━━━━━ Records for the task
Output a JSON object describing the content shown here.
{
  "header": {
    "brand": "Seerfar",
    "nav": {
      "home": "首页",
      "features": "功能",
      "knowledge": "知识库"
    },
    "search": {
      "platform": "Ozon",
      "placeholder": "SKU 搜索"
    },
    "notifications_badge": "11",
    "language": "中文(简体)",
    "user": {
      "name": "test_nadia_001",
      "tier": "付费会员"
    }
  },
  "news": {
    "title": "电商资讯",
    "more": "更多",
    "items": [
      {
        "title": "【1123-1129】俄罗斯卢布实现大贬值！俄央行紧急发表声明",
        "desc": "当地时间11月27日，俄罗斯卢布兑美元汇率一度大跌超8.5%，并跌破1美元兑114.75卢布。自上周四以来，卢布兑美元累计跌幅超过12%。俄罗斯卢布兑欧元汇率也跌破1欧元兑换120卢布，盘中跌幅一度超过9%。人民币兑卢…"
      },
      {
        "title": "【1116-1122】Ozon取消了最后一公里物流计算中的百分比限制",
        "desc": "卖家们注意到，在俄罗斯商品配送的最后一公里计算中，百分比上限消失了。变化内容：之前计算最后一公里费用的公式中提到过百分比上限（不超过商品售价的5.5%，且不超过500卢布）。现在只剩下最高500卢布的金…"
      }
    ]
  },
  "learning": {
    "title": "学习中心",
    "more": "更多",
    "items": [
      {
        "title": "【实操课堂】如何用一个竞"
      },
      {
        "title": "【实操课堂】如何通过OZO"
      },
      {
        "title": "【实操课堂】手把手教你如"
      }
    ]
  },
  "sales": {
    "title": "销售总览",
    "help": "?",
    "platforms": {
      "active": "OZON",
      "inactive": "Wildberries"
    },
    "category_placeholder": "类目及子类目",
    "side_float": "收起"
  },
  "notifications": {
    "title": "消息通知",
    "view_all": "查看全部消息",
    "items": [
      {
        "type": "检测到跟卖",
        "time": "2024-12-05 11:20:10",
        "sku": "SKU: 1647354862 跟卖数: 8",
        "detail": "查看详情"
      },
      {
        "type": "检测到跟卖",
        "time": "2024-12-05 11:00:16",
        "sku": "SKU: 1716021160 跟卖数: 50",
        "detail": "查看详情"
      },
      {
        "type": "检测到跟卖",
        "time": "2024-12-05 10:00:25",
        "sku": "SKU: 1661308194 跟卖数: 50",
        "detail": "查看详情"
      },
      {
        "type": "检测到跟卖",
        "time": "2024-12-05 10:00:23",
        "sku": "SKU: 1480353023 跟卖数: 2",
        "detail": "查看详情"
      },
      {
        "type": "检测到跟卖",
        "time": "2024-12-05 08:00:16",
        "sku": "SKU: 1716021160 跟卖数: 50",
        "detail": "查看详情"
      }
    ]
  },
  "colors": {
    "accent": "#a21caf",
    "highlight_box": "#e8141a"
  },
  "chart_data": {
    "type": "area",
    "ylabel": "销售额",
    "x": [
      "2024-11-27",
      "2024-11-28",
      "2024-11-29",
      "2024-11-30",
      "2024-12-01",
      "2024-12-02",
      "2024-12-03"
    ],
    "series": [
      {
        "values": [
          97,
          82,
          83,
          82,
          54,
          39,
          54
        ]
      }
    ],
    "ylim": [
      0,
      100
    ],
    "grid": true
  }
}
━━━━━━━━━━
Take the records above and return them exactly as written.

Response to the task -
Output a JSON object describing the content shown here.
{
  "header": {
    "brand": "Seerfar",
    "nav": {
      "home": "首页",
      "features": "功能",
      "knowledge": "知识库"
    },
    "search": {
      "platform": "Ozon",
      "placeholder": "SKU 搜索"
    },
    "notifications_badge": "11",
    "language": "中文(简体)",
    "user": {
      "name": "test_nadia_001",
      "tier": "付费会员"
    }
  },
  "news": {
    "title": "电商资讯",
    "more": "更多",
    "items": [
      {
        "title": "【1123-1129】俄罗斯卢布实现大贬值！俄央行紧急发表声明",
        "desc": "当地时间11月27日，俄罗斯卢布兑美元汇率一度大跌超8.5%，并跌破1美元兑114.75卢布。自上周四以来，卢布兑美元累计跌幅超过12%。俄罗斯卢布兑欧元汇率也跌破1欧元兑换120卢布，盘中跌幅一度超过9%。人民币兑卢…"
      },
      {
        "title": "【1116-1122】Ozon取消了最后一公里物流计算中的百分比限制",
        "desc": "卖家们注意到，在俄罗斯商品配送的最后一公里计算中，百分比上限消失了。变化内容：之前计算最后一公里费用的公式中提到过百分比上限（不超过商品售价的5.5%，且不超过500卢布）。现在只剩下最高500卢布的金…"
      }
    ]
  },
  "learning": {
    "title": "学习中心",
    "more": "更多",
    "items": [
      {
        "title": "【实操课堂】如何用一个竞"
      },
      {
        "title": "【实操课堂】如何通过OZO"
      },
      {
        "title": "【实操课堂】手把手教你如"
      }
    ]
  },
  "sales": {
    "title": "销售总览",
    "help": "?",
    "platforms": {
      "active": "OZON",
      "inactive": "Wildberries"
    },
    "category_placeholder": "类目及子类目",
    "side_float": "收起"
  },
  "notifications": {
    "title": "消息通知",
    "view_all": "查看全部消息",
    "items": [
      {
        "type": "检测到跟卖",
        "time": "2024-12-05 11:20:10",
        "sku": "SKU: 1647354862 跟卖数: 8",
        "detail": "查看详情"
      },
      {
        "type": "检测到跟卖",
        "time": "2024-12-05 11:00:16",
        "sku": "SKU: 1716021160 跟卖数: 50",
        "detail": "查看详情"
      },
      {
        "type": "检测到跟卖",
        "time": "2024-12-05 10:00:25",
        "sku": "SKU: 1661308194 跟卖数: 50",
        "detail": "查看详情"
      },
      {
        "type": "检测到跟卖",
        "time": "2024-12-05 10:00:23",
        "sku": "SKU: 1480353023 跟卖数: 2",
        "detail": "查看详情"
      },
      {
        "type": "检测到跟卖",
        "time": "2024-12-05 08:00:16",
        "sku": "SKU: 1716021160 跟卖数: 50",
        "detail": "查看详情"
      }
    ]
  },
  "colors": {
    "accent": "#a21caf",
    "highlight_box": "#e8141a"
  },
  "chart_data": {
    "type": "area",
    "ylabel": "销售额",
    "x": [
      "2024-11-27",
      "2024-11-28",
      "2024-11-29",
      "2024-11-30",
      "2024-12-01",
      "2024-12-02",
      "2024-12-03"
    ],
    "series": [
      {
        "values": [
          97,
          82,
          83,
          82,
          54,
          39,
          54
        ]
      }
    ],
    "ylim": [
      0,
      100
    ],
    "grid": true
  }
}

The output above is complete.